— Start RECORDS TO PROCESS —

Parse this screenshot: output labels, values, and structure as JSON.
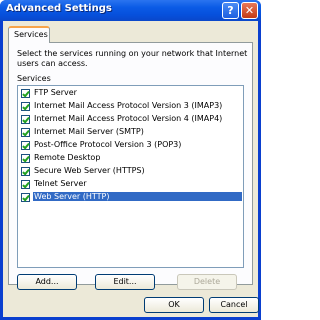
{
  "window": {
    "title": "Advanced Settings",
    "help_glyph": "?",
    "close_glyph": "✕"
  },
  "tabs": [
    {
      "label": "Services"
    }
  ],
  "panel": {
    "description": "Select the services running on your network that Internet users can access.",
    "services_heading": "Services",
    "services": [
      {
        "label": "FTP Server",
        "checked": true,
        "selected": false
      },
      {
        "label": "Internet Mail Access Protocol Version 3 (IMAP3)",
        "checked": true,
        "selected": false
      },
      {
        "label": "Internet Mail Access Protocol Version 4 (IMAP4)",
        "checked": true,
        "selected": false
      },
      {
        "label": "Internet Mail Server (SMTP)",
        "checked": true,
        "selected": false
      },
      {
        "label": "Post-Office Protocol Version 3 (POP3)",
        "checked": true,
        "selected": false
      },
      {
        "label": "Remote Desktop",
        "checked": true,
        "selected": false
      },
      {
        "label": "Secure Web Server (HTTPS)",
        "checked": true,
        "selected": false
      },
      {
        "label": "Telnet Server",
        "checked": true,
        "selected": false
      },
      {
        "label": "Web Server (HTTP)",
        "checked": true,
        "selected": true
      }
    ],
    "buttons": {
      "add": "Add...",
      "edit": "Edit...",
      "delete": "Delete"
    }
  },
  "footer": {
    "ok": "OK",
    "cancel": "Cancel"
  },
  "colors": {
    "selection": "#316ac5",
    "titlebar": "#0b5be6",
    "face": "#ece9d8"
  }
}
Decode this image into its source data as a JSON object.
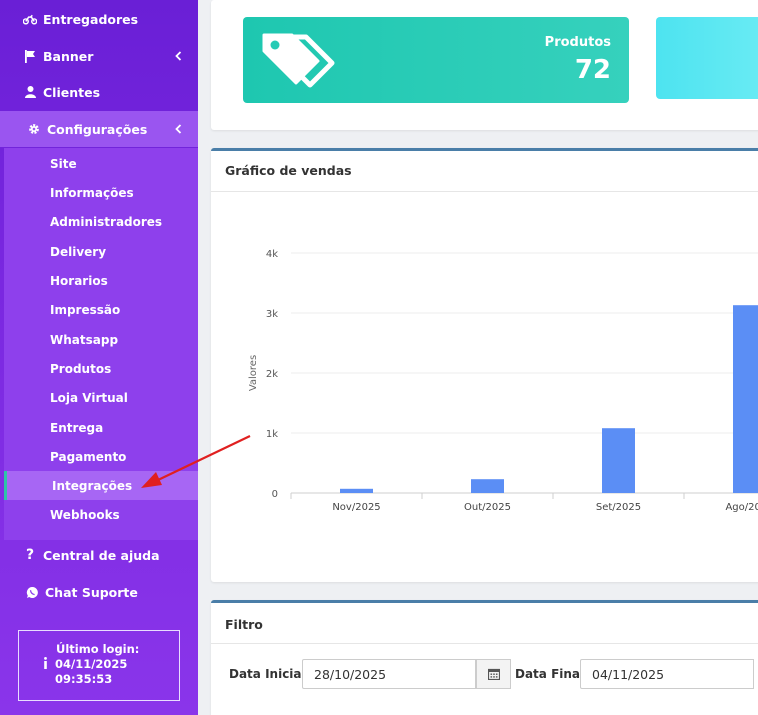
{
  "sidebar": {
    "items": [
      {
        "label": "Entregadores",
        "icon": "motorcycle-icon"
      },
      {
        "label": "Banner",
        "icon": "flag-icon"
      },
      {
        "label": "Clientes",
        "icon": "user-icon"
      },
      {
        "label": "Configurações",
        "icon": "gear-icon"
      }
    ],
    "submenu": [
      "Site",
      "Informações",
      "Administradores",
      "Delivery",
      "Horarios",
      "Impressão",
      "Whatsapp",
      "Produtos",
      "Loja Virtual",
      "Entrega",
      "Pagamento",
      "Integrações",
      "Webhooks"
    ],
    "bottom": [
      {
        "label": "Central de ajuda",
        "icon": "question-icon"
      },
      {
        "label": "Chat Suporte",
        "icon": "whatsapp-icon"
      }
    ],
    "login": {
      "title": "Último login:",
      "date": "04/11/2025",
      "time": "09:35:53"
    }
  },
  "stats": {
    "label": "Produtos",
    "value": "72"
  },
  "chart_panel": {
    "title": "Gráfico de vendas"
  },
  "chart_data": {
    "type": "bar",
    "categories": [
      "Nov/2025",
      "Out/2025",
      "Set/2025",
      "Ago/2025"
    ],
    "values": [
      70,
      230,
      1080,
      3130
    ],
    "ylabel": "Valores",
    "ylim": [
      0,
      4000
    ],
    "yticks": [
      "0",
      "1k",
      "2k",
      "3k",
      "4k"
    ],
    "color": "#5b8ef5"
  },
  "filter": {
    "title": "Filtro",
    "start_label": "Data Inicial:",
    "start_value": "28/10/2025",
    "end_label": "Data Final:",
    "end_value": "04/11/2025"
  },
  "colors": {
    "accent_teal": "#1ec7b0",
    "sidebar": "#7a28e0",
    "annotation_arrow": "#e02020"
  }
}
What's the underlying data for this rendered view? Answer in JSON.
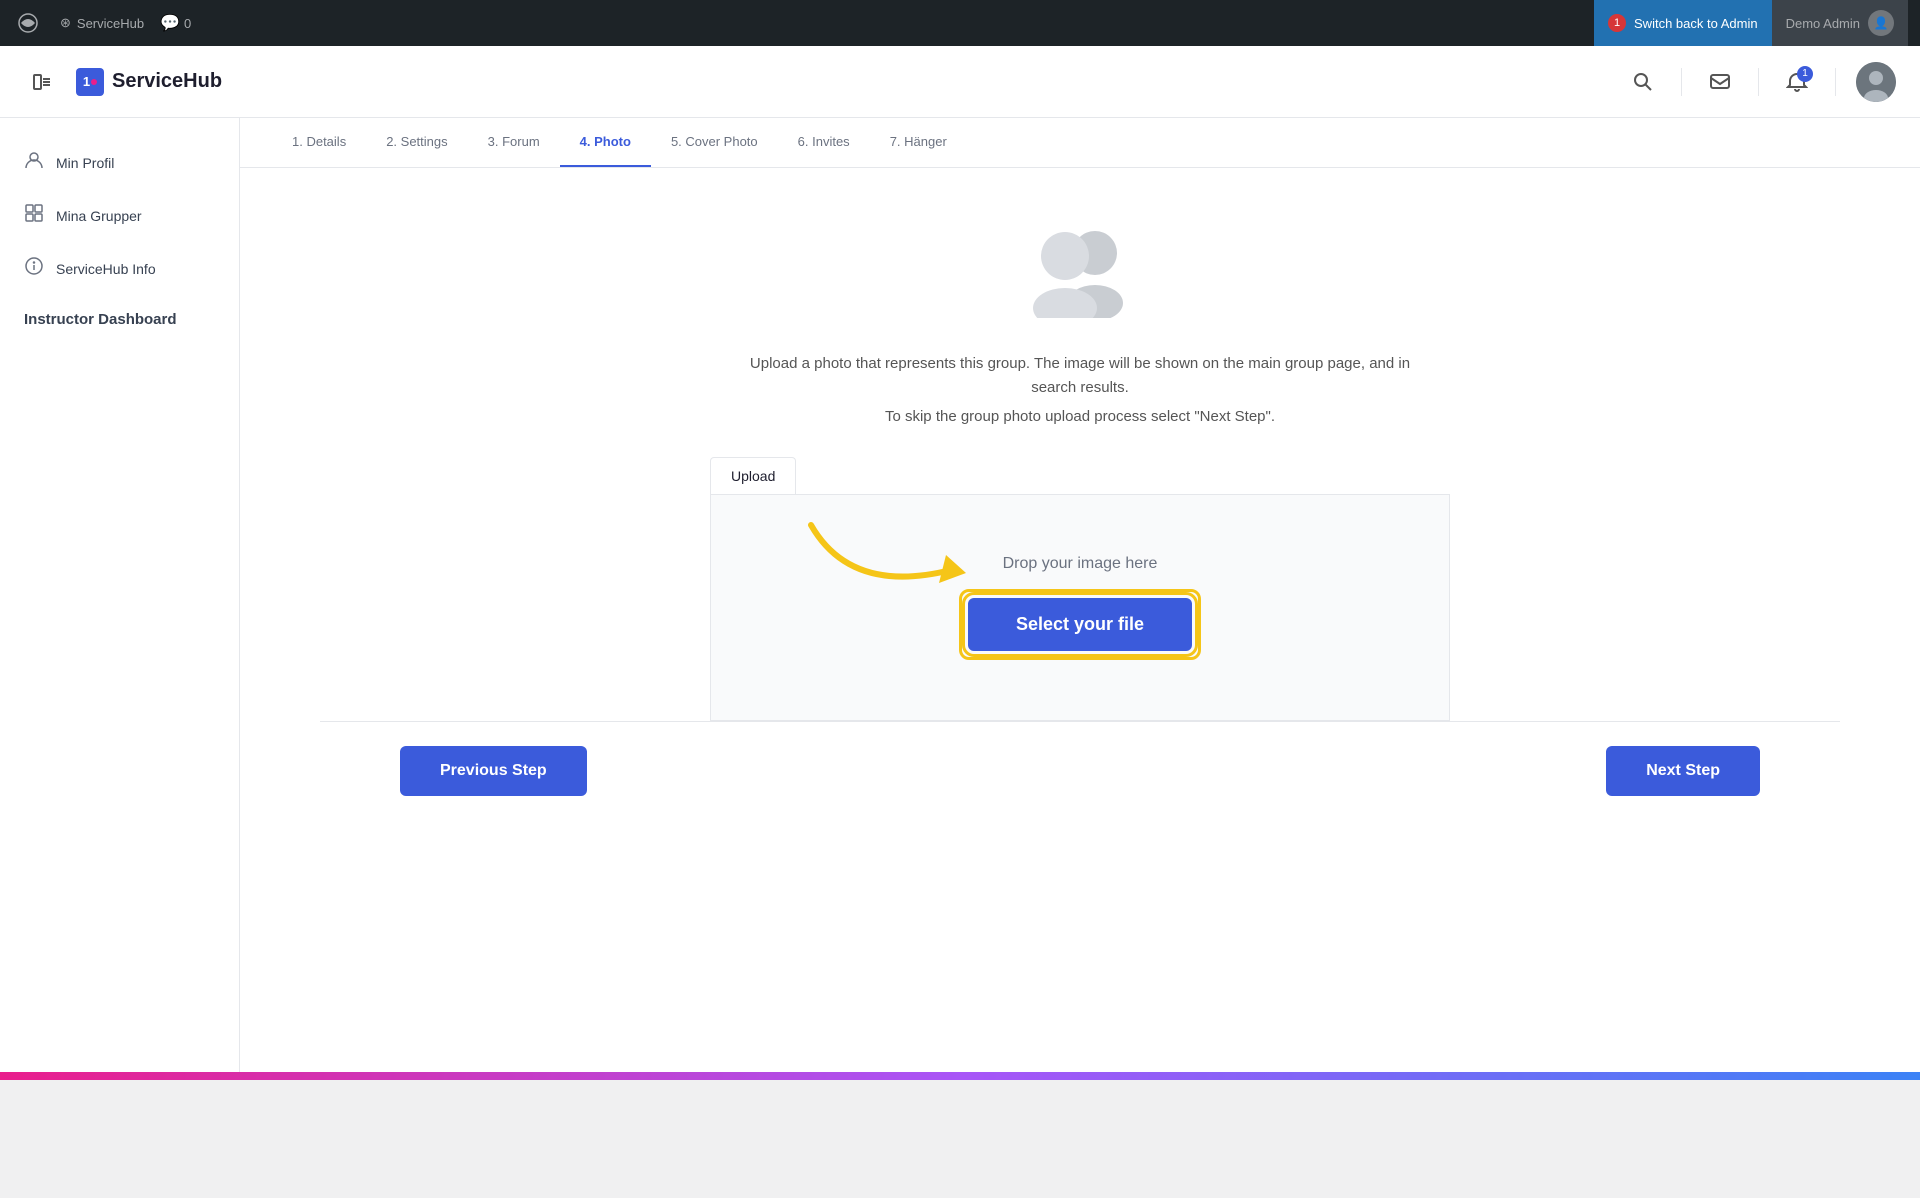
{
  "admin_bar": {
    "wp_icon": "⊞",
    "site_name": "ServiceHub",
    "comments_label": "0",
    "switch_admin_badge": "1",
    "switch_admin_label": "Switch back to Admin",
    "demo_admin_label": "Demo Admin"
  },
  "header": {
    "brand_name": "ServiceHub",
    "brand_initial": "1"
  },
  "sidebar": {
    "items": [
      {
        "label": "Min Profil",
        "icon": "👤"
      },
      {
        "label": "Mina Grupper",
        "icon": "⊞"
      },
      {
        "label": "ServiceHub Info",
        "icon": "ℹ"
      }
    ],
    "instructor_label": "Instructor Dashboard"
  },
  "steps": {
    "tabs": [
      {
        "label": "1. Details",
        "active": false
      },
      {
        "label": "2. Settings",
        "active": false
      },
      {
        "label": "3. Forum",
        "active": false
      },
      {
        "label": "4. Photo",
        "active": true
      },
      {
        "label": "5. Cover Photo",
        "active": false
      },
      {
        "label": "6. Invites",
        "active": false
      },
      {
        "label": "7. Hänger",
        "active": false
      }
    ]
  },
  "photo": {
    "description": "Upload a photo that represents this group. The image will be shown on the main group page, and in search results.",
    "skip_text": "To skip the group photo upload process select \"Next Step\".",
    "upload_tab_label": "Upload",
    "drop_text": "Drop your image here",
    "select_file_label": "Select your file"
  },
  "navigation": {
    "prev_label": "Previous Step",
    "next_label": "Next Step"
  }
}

— End RECORDS TO PROCESS —

> [JOB]: Pictures don't belong in the copy. Transcribe every record exactly as it appears.

> [RESPONSE]:
Parse this screenshot: output labels, values, and structure as JSON.
{
  "window": {
    "title": "Advanced Settings",
    "help_glyph": "?",
    "close_glyph": "✕"
  },
  "tabs": [
    {
      "label": "Services"
    }
  ],
  "panel": {
    "description": "Select the services running on your network that Internet users can access.",
    "services_heading": "Services",
    "services": [
      {
        "label": "FTP Server",
        "checked": true,
        "selected": false
      },
      {
        "label": "Internet Mail Access Protocol Version 3 (IMAP3)",
        "checked": true,
        "selected": false
      },
      {
        "label": "Internet Mail Access Protocol Version 4 (IMAP4)",
        "checked": true,
        "selected": false
      },
      {
        "label": "Internet Mail Server (SMTP)",
        "checked": true,
        "selected": false
      },
      {
        "label": "Post-Office Protocol Version 3 (POP3)",
        "checked": true,
        "selected": false
      },
      {
        "label": "Remote Desktop",
        "checked": true,
        "selected": false
      },
      {
        "label": "Secure Web Server (HTTPS)",
        "checked": true,
        "selected": false
      },
      {
        "label": "Telnet Server",
        "checked": true,
        "selected": false
      },
      {
        "label": "Web Server (HTTP)",
        "checked": true,
        "selected": true
      }
    ],
    "buttons": {
      "add": "Add...",
      "edit": "Edit...",
      "delete": "Delete"
    }
  },
  "footer": {
    "ok": "OK",
    "cancel": "Cancel"
  },
  "colors": {
    "selection": "#316ac5",
    "titlebar": "#0b5be6",
    "face": "#ece9d8"
  }
}
Decode this image into its source data as a JSON object.
{
  "sidebar": {
    "items": [
      {
        "label": "Entregadores",
        "icon": "motorcycle-icon"
      },
      {
        "label": "Banner",
        "icon": "flag-icon"
      },
      {
        "label": "Clientes",
        "icon": "user-icon"
      },
      {
        "label": "Configurações",
        "icon": "gear-icon"
      }
    ],
    "submenu": [
      "Site",
      "Informações",
      "Administradores",
      "Delivery",
      "Horarios",
      "Impressão",
      "Whatsapp",
      "Produtos",
      "Loja Virtual",
      "Entrega",
      "Pagamento",
      "Integrações",
      "Webhooks"
    ],
    "bottom": [
      {
        "label": "Central de ajuda",
        "icon": "question-icon"
      },
      {
        "label": "Chat Suporte",
        "icon": "whatsapp-icon"
      }
    ],
    "login": {
      "title": "Último login:",
      "date": "04/11/2025",
      "time": "09:35:53"
    }
  },
  "stats": {
    "label": "Produtos",
    "value": "72"
  },
  "chart_panel": {
    "title": "Gráfico de vendas"
  },
  "chart_data": {
    "type": "bar",
    "categories": [
      "Nov/2025",
      "Out/2025",
      "Set/2025",
      "Ago/2025"
    ],
    "values": [
      70,
      230,
      1080,
      3130
    ],
    "ylabel": "Valores",
    "ylim": [
      0,
      4000
    ],
    "yticks": [
      "0",
      "1k",
      "2k",
      "3k",
      "4k"
    ],
    "color": "#5b8ef5"
  },
  "filter": {
    "title": "Filtro",
    "start_label": "Data Inicial:",
    "start_value": "28/10/2025",
    "end_label": "Data Final:",
    "end_value": "04/11/2025"
  },
  "colors": {
    "accent_teal": "#1ec7b0",
    "sidebar": "#7a28e0",
    "annotation_arrow": "#e02020"
  }
}
What's the underlying data for this rendered view? Answer in JSON.
{
  "admin_bar": {
    "wp_icon": "⊞",
    "site_name": "ServiceHub",
    "comments_label": "0",
    "switch_admin_badge": "1",
    "switch_admin_label": "Switch back to Admin",
    "demo_admin_label": "Demo Admin"
  },
  "header": {
    "brand_name": "ServiceHub",
    "brand_initial": "1"
  },
  "sidebar": {
    "items": [
      {
        "label": "Min Profil",
        "icon": "👤"
      },
      {
        "label": "Mina Grupper",
        "icon": "⊞"
      },
      {
        "label": "ServiceHub Info",
        "icon": "ℹ"
      }
    ],
    "instructor_label": "Instructor Dashboard"
  },
  "steps": {
    "tabs": [
      {
        "label": "1. Details",
        "active": false
      },
      {
        "label": "2. Settings",
        "active": false
      },
      {
        "label": "3. Forum",
        "active": false
      },
      {
        "label": "4. Photo",
        "active": true
      },
      {
        "label": "5. Cover Photo",
        "active": false
      },
      {
        "label": "6. Invites",
        "active": false
      },
      {
        "label": "7. Hänger",
        "active": false
      }
    ]
  },
  "photo": {
    "description": "Upload a photo that represents this group. The image will be shown on the main group page, and in search results.",
    "skip_text": "To skip the group photo upload process select \"Next Step\".",
    "upload_tab_label": "Upload",
    "drop_text": "Drop your image here",
    "select_file_label": "Select your file"
  },
  "navigation": {
    "prev_label": "Previous Step",
    "next_label": "Next Step"
  }
}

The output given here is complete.